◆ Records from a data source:
======

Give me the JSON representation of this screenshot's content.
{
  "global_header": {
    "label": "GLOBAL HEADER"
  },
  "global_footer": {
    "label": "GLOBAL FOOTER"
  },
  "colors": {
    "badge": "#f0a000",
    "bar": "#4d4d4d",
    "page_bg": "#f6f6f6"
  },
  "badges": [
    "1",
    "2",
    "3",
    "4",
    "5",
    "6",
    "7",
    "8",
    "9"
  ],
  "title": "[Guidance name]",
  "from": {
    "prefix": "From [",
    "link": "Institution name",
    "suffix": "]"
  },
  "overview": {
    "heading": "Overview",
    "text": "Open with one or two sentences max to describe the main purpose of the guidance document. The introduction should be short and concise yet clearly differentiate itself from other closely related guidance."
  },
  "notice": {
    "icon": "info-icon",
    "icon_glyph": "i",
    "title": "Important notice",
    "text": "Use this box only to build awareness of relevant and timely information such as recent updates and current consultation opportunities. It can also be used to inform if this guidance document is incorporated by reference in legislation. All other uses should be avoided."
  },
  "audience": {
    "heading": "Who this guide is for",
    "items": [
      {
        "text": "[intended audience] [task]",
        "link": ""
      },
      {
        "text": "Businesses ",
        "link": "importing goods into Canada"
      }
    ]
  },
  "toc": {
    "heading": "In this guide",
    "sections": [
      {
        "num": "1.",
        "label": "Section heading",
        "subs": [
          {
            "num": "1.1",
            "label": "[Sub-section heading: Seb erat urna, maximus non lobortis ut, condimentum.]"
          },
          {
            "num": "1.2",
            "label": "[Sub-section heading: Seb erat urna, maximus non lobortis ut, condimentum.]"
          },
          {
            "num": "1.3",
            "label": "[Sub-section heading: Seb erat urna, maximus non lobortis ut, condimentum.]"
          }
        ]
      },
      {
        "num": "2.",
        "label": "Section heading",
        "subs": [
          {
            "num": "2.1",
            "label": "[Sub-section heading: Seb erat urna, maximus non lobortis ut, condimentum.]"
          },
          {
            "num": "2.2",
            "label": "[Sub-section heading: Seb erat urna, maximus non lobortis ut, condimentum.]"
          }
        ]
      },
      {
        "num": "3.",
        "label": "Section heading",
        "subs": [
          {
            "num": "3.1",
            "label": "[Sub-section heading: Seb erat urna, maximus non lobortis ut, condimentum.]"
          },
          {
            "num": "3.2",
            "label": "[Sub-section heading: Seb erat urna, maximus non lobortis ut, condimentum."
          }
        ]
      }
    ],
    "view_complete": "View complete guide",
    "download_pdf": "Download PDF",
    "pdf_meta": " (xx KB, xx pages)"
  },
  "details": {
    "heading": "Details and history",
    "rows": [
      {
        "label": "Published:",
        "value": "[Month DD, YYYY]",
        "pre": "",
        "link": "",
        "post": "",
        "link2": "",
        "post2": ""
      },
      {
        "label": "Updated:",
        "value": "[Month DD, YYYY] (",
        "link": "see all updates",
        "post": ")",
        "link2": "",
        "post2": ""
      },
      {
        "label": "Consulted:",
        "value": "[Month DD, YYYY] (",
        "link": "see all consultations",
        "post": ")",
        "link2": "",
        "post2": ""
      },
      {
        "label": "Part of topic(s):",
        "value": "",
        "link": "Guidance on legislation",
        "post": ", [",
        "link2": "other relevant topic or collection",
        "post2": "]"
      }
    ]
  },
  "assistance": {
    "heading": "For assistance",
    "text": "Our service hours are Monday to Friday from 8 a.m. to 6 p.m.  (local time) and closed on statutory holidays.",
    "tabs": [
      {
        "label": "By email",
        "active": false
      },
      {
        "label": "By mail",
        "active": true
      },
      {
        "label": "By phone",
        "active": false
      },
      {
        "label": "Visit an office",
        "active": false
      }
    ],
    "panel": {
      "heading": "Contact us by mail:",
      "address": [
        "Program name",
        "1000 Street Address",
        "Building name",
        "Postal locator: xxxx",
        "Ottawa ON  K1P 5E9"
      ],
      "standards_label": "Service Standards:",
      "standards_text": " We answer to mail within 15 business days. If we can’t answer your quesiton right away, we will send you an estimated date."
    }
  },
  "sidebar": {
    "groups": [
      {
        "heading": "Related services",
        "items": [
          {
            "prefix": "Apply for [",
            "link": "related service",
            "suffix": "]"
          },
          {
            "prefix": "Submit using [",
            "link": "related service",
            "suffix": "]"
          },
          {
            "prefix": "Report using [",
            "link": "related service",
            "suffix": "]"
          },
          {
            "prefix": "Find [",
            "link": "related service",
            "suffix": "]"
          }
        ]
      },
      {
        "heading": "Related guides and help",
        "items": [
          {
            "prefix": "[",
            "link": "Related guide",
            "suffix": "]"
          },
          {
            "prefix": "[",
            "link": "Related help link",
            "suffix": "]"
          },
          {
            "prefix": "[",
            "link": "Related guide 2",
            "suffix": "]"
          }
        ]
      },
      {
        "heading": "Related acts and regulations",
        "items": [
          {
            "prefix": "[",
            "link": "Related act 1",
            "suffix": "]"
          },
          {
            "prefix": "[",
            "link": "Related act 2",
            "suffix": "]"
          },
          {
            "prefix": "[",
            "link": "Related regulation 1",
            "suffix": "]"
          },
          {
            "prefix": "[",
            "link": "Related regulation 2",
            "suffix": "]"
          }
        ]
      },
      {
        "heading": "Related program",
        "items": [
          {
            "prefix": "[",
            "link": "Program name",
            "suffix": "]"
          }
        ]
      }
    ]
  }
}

======

◆ Given problem:
Please reproduce the entire listing, exactly as shown.

◆ Exercise response:
Give me the JSON representation of this screenshot's content.
{
  "global_header": {
    "label": "GLOBAL HEADER"
  },
  "global_footer": {
    "label": "GLOBAL FOOTER"
  },
  "colors": {
    "badge": "#f0a000",
    "bar": "#4d4d4d",
    "page_bg": "#f6f6f6"
  },
  "badges": [
    "1",
    "2",
    "3",
    "4",
    "5",
    "6",
    "7",
    "8",
    "9"
  ],
  "title": "[Guidance name]",
  "from": {
    "prefix": "From [",
    "link": "Institution name",
    "suffix": "]"
  },
  "overview": {
    "heading": "Overview",
    "text": "Open with one or two sentences max to describe the main purpose of the guidance document. The introduction should be short and concise yet clearly differentiate itself from other closely related guidance."
  },
  "notice": {
    "icon": "info-icon",
    "icon_glyph": "i",
    "title": "Important notice",
    "text": "Use this box only to build awareness of relevant and timely information such as recent updates and current consultation opportunities. It can also be used to inform if this guidance document is incorporated by reference in legislation. All other uses should be avoided."
  },
  "audience": {
    "heading": "Who this guide is for",
    "items": [
      {
        "text": "[intended audience] [task]",
        "link": ""
      },
      {
        "text": "Businesses ",
        "link": "importing goods into Canada"
      }
    ]
  },
  "toc": {
    "heading": "In this guide",
    "sections": [
      {
        "num": "1.",
        "label": "Section heading",
        "subs": [
          {
            "num": "1.1",
            "label": "[Sub-section heading: Seb erat urna, maximus non lobortis ut, condimentum.]"
          },
          {
            "num": "1.2",
            "label": "[Sub-section heading: Seb erat urna, maximus non lobortis ut, condimentum.]"
          },
          {
            "num": "1.3",
            "label": "[Sub-section heading: Seb erat urna, maximus non lobortis ut, condimentum.]"
          }
        ]
      },
      {
        "num": "2.",
        "label": "Section heading",
        "subs": [
          {
            "num": "2.1",
            "label": "[Sub-section heading: Seb erat urna, maximus non lobortis ut, condimentum.]"
          },
          {
            "num": "2.2",
            "label": "[Sub-section heading: Seb erat urna, maximus non lobortis ut, condimentum.]"
          }
        ]
      },
      {
        "num": "3.",
        "label": "Section heading",
        "subs": [
          {
            "num": "3.1",
            "label": "[Sub-section heading: Seb erat urna, maximus non lobortis ut, condimentum.]"
          },
          {
            "num": "3.2",
            "label": "[Sub-section heading: Seb erat urna, maximus non lobortis ut, condimentum."
          }
        ]
      }
    ],
    "view_complete": "View complete guide",
    "download_pdf": "Download PDF",
    "pdf_meta": " (xx KB, xx pages)"
  },
  "details": {
    "heading": "Details and history",
    "rows": [
      {
        "label": "Published:",
        "value": "[Month DD, YYYY]",
        "pre": "",
        "link": "",
        "post": "",
        "link2": "",
        "post2": ""
      },
      {
        "label": "Updated:",
        "value": "[Month DD, YYYY] (",
        "link": "see all updates",
        "post": ")",
        "link2": "",
        "post2": ""
      },
      {
        "label": "Consulted:",
        "value": "[Month DD, YYYY] (",
        "link": "see all consultations",
        "post": ")",
        "link2": "",
        "post2": ""
      },
      {
        "label": "Part of topic(s):",
        "value": "",
        "link": "Guidance on legislation",
        "post": ", [",
        "link2": "other relevant topic or collection",
        "post2": "]"
      }
    ]
  },
  "assistance": {
    "heading": "For assistance",
    "text": "Our service hours are Monday to Friday from 8 a.m. to 6 p.m.  (local time) and closed on statutory holidays.",
    "tabs": [
      {
        "label": "By email",
        "active": false
      },
      {
        "label": "By mail",
        "active": true
      },
      {
        "label": "By phone",
        "active": false
      },
      {
        "label": "Visit an office",
        "active": false
      }
    ],
    "panel": {
      "heading": "Contact us by mail:",
      "address": [
        "Program name",
        "1000 Street Address",
        "Building name",
        "Postal locator: xxxx",
        "Ottawa ON  K1P 5E9"
      ],
      "standards_label": "Service Standards:",
      "standards_text": " We answer to mail within 15 business days. If we can’t answer your quesiton right away, we will send you an estimated date."
    }
  },
  "sidebar": {
    "groups": [
      {
        "heading": "Related services",
        "items": [
          {
            "prefix": "Apply for [",
            "link": "related service",
            "suffix": "]"
          },
          {
            "prefix": "Submit using [",
            "link": "related service",
            "suffix": "]"
          },
          {
            "prefix": "Report using [",
            "link": "related service",
            "suffix": "]"
          },
          {
            "prefix": "Find [",
            "link": "related service",
            "suffix": "]"
          }
        ]
      },
      {
        "heading": "Related guides and help",
        "items": [
          {
            "prefix": "[",
            "link": "Related guide",
            "suffix": "]"
          },
          {
            "prefix": "[",
            "link": "Related help link",
            "suffix": "]"
          },
          {
            "prefix": "[",
            "link": "Related guide 2",
            "suffix": "]"
          }
        ]
      },
      {
        "heading": "Related acts and regulations",
        "items": [
          {
            "prefix": "[",
            "link": "Related act 1",
            "suffix": "]"
          },
          {
            "prefix": "[",
            "link": "Related act 2",
            "suffix": "]"
          },
          {
            "prefix": "[",
            "link": "Related regulation 1",
            "suffix": "]"
          },
          {
            "prefix": "[",
            "link": "Related regulation 2",
            "suffix": "]"
          }
        ]
      },
      {
        "heading": "Related program",
        "items": [
          {
            "prefix": "[",
            "link": "Program name",
            "suffix": "]"
          }
        ]
      }
    ]
  }
}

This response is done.